**JOB**
Count how many lines in the records below contain the string "outlets", with letter case counting. Reply with that number alone.

**DATA IN THIS EXERCISE**
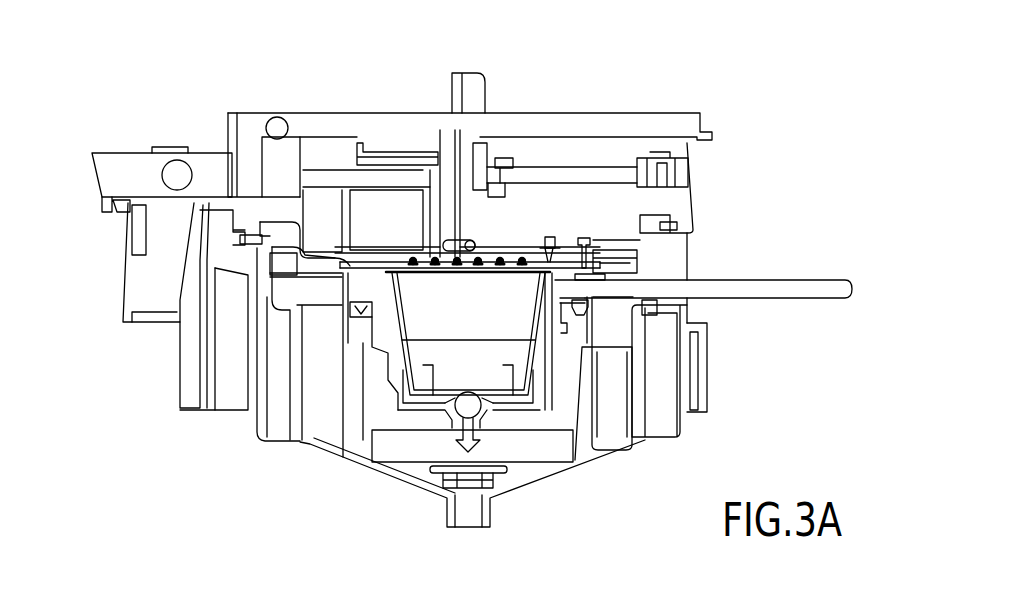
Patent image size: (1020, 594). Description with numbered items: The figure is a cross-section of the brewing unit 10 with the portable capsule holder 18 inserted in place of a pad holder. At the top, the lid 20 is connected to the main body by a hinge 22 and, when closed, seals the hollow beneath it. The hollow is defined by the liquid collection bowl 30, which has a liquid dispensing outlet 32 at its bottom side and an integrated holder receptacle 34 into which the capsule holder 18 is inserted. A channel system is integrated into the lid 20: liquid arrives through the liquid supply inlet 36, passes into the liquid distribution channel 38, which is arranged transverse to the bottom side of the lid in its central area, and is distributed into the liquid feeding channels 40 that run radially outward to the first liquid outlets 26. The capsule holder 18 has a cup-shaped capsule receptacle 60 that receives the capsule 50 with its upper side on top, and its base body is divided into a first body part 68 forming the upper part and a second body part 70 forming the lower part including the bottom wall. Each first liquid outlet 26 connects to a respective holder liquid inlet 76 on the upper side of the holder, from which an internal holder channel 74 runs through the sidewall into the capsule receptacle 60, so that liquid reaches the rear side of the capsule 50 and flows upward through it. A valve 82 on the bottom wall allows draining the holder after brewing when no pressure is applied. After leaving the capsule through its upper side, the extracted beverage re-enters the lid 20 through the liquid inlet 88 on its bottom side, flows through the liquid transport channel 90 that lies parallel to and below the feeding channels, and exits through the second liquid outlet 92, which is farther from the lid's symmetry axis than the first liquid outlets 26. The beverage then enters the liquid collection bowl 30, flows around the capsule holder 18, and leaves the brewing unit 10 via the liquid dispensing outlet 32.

The brewing unit 10 is at (785, 112).
The portable capsule holder 18 is at (819, 291).
The lid 20 is at (622, 122).
The hinge 22 is at (176, 168).
The first liquid outlets 26 is at (565, 272).
The liquid collection bowl 30 is at (637, 397).
The liquid dispensing outlet 32 is at (472, 516).
The holder receptacle 34 is at (585, 423).
The liquid supply inlet 36 is at (386, 156).
The liquid distribution channel 38 is at (450, 183).
The liquid feeding channels 40 is at (535, 247).
The capsule 50 is at (398, 312).
The capsule receptacle 60 is at (428, 327).
The first body part 68 is at (338, 256).
The second body part 70 is at (383, 420).
The internal holder channel 74 is at (588, 294).
The holder liquid inlet 76 is at (593, 285).
The valve 82 is at (480, 407).
The liquid inlet 88 is at (438, 262).
The liquid transport channel 90 is at (367, 255).
The second liquid outlet 92 is at (362, 283).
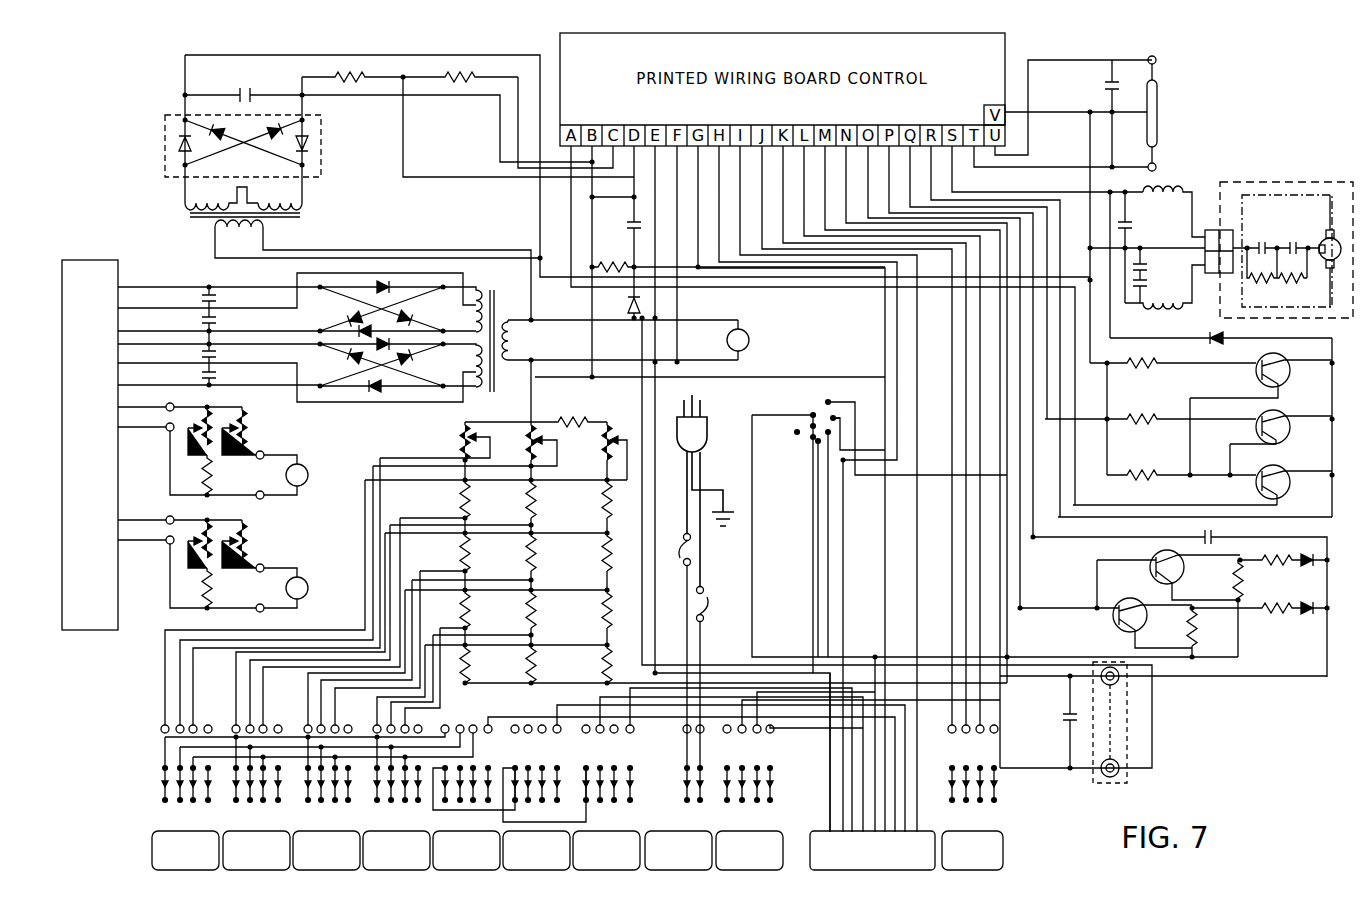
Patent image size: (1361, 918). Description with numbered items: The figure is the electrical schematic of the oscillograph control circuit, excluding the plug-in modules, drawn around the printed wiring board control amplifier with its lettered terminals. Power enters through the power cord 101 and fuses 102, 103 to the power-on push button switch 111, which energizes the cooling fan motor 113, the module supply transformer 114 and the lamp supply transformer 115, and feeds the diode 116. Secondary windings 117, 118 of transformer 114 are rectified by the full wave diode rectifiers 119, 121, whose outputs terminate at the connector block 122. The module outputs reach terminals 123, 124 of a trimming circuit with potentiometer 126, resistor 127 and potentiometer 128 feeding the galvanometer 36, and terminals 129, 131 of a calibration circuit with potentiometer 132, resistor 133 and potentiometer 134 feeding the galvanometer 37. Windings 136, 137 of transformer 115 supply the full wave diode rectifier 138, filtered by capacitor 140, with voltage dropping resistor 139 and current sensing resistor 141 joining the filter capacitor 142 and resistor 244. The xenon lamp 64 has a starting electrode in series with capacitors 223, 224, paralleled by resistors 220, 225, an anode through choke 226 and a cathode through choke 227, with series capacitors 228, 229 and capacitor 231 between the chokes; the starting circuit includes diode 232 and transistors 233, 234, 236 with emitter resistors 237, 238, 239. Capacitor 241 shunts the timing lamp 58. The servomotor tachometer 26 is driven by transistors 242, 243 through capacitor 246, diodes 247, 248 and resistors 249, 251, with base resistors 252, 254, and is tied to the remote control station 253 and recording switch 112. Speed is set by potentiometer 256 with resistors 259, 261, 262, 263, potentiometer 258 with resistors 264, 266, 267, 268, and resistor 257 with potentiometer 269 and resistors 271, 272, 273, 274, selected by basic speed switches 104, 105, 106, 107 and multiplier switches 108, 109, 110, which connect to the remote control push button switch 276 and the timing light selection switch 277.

**TASK SOLUTION**
2